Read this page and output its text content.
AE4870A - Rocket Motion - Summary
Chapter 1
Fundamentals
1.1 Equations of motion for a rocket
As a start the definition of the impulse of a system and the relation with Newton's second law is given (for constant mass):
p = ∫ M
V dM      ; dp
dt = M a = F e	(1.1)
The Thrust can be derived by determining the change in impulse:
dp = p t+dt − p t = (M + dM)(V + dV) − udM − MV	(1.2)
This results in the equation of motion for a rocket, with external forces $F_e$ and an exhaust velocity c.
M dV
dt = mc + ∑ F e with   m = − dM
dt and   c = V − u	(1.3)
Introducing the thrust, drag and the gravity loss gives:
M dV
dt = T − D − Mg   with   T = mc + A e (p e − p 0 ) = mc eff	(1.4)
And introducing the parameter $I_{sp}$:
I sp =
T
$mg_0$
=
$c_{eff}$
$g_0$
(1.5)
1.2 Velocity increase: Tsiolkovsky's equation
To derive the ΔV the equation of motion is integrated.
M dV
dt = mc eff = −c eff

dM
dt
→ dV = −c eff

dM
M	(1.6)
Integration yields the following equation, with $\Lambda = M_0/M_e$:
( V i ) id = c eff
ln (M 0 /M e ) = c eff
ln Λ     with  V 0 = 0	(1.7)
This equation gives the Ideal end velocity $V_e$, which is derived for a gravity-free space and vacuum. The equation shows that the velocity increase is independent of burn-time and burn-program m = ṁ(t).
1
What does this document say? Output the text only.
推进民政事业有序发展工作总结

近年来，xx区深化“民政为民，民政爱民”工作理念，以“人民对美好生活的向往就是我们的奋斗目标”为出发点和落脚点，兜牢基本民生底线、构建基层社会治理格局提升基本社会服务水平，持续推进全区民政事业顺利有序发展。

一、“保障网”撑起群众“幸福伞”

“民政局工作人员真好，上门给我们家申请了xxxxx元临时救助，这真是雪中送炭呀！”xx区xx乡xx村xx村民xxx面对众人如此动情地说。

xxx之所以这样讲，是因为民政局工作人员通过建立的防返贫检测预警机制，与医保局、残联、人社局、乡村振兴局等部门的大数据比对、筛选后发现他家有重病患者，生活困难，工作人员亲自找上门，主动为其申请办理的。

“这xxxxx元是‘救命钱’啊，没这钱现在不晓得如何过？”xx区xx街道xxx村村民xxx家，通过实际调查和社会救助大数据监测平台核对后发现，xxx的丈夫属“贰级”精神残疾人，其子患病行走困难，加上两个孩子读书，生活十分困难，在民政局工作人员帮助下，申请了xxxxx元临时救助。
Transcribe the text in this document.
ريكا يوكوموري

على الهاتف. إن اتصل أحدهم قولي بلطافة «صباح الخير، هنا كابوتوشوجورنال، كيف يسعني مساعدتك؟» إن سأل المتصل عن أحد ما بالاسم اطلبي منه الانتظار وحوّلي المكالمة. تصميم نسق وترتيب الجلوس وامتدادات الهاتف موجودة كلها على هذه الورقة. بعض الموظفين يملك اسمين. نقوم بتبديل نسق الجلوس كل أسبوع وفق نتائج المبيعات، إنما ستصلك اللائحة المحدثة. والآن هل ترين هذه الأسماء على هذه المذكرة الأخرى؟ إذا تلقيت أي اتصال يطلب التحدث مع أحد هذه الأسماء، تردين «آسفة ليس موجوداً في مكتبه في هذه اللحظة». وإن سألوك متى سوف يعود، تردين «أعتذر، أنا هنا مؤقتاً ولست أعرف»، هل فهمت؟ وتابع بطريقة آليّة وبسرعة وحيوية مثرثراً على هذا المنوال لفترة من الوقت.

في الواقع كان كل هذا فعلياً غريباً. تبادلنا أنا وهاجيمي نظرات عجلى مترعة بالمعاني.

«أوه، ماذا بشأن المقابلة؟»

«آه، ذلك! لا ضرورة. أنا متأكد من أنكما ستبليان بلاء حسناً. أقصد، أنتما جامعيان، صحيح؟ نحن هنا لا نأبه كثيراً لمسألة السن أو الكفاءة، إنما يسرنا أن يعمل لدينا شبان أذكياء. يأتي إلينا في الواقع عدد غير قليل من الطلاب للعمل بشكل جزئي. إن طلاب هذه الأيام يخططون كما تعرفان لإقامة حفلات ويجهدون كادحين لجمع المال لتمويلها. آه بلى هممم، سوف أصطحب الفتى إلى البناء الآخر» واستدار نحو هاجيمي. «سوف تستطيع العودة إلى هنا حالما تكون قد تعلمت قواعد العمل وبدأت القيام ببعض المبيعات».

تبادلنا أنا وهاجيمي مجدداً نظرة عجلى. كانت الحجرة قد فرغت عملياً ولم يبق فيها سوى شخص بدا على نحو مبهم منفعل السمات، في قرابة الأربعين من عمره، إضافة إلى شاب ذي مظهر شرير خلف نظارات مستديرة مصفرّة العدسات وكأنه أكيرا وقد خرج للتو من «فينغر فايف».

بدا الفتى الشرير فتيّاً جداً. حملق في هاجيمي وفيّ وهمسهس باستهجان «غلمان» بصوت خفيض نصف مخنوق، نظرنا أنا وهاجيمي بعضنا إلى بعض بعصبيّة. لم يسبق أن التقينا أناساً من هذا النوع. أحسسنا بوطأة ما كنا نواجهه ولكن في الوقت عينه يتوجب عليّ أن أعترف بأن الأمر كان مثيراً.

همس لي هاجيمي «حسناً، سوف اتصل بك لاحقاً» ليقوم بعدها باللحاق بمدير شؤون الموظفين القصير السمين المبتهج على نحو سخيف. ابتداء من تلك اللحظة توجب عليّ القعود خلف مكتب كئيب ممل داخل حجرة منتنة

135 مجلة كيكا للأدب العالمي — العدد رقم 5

# # # # # # #

WORK TO DO: Go over the entries above and say how many lines hold the string "increase", with no other text.

THE RESULT: 2